-------- DATA ROWS --------
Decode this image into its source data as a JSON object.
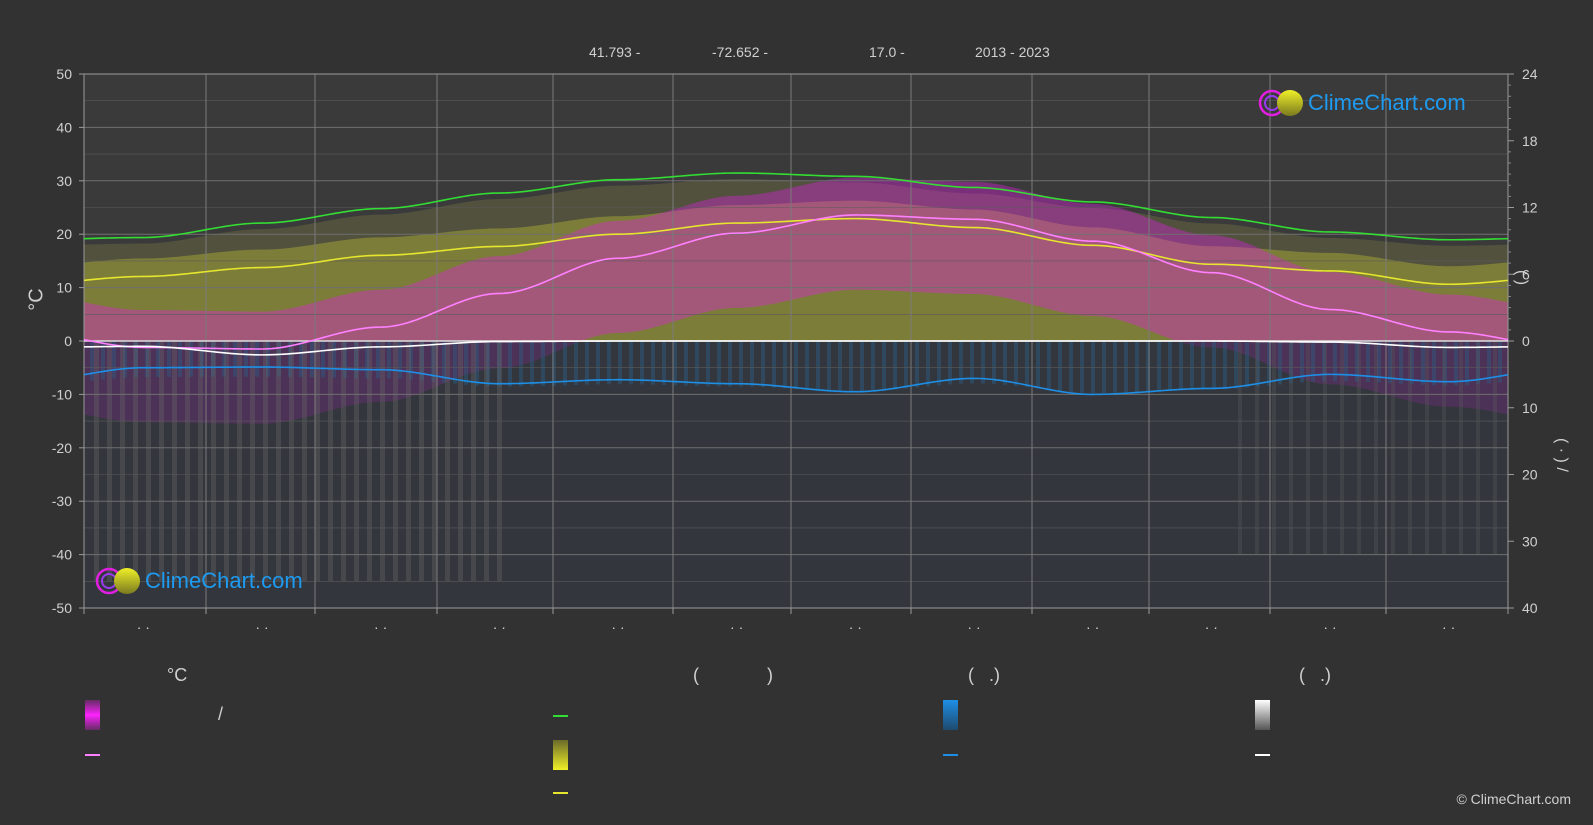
{
  "header": {
    "lat": "41.793 -",
    "lon": "-72.652 -",
    "elev": "17.0 -",
    "years": "2013 - 2023"
  },
  "logo": {
    "text": "ClimeChart.com"
  },
  "copyright": "© ClimeChart.com",
  "legend": {
    "temp_head": "°C",
    "sun_head_open": "(",
    "sun_head_close": ")",
    "rain_head": "(   .)",
    "snow_head": "(   .)",
    "slash": "/"
  },
  "colors": {
    "background": "#323232",
    "daylight": "#33dd33",
    "sunshine": "#e6e62e",
    "max_temp": "#ff80ff",
    "rain": "#1e8fe6",
    "snow": "#ffffff",
    "temp_range": "#e21ee2",
    "logo": "#1e9bf0"
  },
  "chart_data": {
    "type": "line",
    "x_months": [
      1,
      2,
      3,
      4,
      5,
      6,
      7,
      8,
      9,
      10,
      11,
      12
    ],
    "x_tick_labels": [
      "· ·",
      "· ·",
      "· ·",
      "· ·",
      "· ·",
      "· ·",
      "· ·",
      "· ·",
      "· ·",
      "· ·",
      "· ·",
      "· ·"
    ],
    "y_left": {
      "label": "°C",
      "ylim": [
        -50,
        50
      ],
      "ticks": [
        50,
        40,
        30,
        20,
        10,
        0,
        -10,
        -20,
        -30,
        -40,
        -50
      ]
    },
    "y_right_top": {
      "label": "(    )",
      "ylim": [
        0,
        24
      ],
      "ticks": [
        24,
        18,
        12,
        6,
        0
      ]
    },
    "y_right_bottom": {
      "label": "( · )  /",
      "ylim": [
        0,
        40
      ],
      "ticks": [
        10,
        20,
        30,
        40
      ]
    },
    "grid": true,
    "series": [
      {
        "key": "daylight",
        "axis": "hours",
        "values": [
          9.3,
          10.6,
          11.9,
          13.3,
          14.5,
          15.1,
          14.8,
          13.8,
          12.5,
          11.1,
          9.8,
          9.1
        ]
      },
      {
        "key": "sunshine",
        "axis": "hours",
        "values": [
          5.8,
          6.6,
          7.7,
          8.5,
          9.6,
          10.6,
          11.0,
          10.2,
          8.6,
          6.9,
          6.3,
          5.1
        ]
      },
      {
        "key": "max_temp",
        "axis": "celsius",
        "values": [
          -1.2,
          -1.5,
          2.6,
          8.9,
          15.5,
          20.2,
          23.6,
          22.8,
          18.7,
          12.8,
          5.9,
          1.7
        ]
      },
      {
        "key": "snow_line",
        "axis": "celsius",
        "values": [
          -1.0,
          -2.6,
          -1.1,
          -0.1,
          0,
          0,
          0,
          0,
          0,
          0,
          -0.2,
          -1.2
        ]
      },
      {
        "key": "rain",
        "axis": "mm",
        "values": [
          4.0,
          3.9,
          4.3,
          6.4,
          5.8,
          6.4,
          7.6,
          5.6,
          8.0,
          7.1,
          5.0,
          6.1
        ]
      }
    ]
  }
}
--------
— TO BE DONE —
Keep only those lines of the records that hold "ClimeChart", and return them.

— RESULT BELOW —
    "text": "ClimeChart.com"
  "copyright": "© ClimeChart.com",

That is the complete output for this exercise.